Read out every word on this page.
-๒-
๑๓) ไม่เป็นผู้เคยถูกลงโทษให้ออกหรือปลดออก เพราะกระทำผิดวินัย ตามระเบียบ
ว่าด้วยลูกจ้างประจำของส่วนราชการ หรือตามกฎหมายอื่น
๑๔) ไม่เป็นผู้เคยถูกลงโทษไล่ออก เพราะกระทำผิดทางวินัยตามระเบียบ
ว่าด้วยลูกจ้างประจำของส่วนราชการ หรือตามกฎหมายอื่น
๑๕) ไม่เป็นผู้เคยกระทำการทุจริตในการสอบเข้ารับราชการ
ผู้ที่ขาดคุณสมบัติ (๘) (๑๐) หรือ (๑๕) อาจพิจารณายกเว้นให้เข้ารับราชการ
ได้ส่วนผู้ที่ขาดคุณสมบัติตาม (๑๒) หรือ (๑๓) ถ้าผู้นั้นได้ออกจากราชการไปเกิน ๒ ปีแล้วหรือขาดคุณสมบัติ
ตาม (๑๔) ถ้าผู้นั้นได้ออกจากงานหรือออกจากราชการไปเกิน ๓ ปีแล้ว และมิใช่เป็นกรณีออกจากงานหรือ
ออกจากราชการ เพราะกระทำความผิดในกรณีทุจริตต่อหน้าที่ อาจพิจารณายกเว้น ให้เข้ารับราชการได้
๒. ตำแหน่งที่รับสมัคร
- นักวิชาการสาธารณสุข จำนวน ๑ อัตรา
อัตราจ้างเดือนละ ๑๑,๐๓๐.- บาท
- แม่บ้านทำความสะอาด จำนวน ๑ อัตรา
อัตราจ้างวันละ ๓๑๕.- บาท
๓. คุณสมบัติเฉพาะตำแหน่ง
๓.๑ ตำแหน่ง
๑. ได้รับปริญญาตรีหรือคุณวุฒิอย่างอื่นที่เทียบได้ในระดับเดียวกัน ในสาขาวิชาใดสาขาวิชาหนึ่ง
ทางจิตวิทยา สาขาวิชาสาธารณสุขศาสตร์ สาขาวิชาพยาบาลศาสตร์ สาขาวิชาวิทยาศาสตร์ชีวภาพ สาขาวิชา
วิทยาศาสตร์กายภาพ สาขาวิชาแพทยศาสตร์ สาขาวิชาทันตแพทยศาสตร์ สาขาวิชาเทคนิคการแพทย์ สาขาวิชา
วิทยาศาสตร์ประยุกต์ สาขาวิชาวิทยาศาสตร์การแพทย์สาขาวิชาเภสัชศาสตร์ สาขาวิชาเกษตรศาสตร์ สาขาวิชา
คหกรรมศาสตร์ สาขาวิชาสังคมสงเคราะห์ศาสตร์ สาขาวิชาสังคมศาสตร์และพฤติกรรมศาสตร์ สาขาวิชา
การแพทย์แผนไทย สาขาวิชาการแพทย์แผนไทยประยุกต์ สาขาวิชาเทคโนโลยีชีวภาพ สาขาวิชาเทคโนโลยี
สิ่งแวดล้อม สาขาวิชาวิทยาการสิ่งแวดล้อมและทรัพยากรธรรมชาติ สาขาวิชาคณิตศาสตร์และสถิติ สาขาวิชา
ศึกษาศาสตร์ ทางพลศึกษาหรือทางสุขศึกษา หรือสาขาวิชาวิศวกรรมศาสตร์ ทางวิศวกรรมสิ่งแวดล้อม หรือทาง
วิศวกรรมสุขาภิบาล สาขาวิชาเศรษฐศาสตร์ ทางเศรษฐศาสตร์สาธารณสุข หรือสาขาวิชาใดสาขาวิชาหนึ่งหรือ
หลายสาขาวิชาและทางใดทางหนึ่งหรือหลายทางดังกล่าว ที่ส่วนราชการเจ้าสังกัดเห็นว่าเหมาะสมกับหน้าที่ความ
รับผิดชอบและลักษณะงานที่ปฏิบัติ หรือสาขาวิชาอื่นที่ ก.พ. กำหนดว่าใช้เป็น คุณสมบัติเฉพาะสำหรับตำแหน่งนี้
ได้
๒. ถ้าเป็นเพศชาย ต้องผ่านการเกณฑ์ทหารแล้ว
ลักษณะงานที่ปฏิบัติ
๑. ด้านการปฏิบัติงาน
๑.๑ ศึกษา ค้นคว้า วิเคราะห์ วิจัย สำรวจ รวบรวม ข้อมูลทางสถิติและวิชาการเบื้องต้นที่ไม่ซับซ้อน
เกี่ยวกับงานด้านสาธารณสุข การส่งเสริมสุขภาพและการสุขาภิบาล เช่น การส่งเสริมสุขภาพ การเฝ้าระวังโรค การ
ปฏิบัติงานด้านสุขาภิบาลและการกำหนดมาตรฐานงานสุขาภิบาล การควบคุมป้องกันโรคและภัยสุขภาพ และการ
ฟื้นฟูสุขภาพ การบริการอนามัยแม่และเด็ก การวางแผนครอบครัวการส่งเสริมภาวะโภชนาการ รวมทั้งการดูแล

= = = = = = =

§ **Task requirements**:
Go through the data above and find the lines with the word "งแวดล". Copy each of those lines.

§ **Result of the exercise**:
สิ่งแวดล้อม สาขาวิชาวิทยาการสิ่งแวดล้อมและทรัพยากรธรรมชาติ สาขาวิชาคณิตศาสตร์และสถิติ สาขาวิชา
ศึกษาศาสตร์ ทางพลศึกษาหรือทางสุขศึกษา หรือสาขาวิชาวิศวกรรมศาสตร์ ทางวิศวกรรมสิ่งแวดล้อม หรือทาง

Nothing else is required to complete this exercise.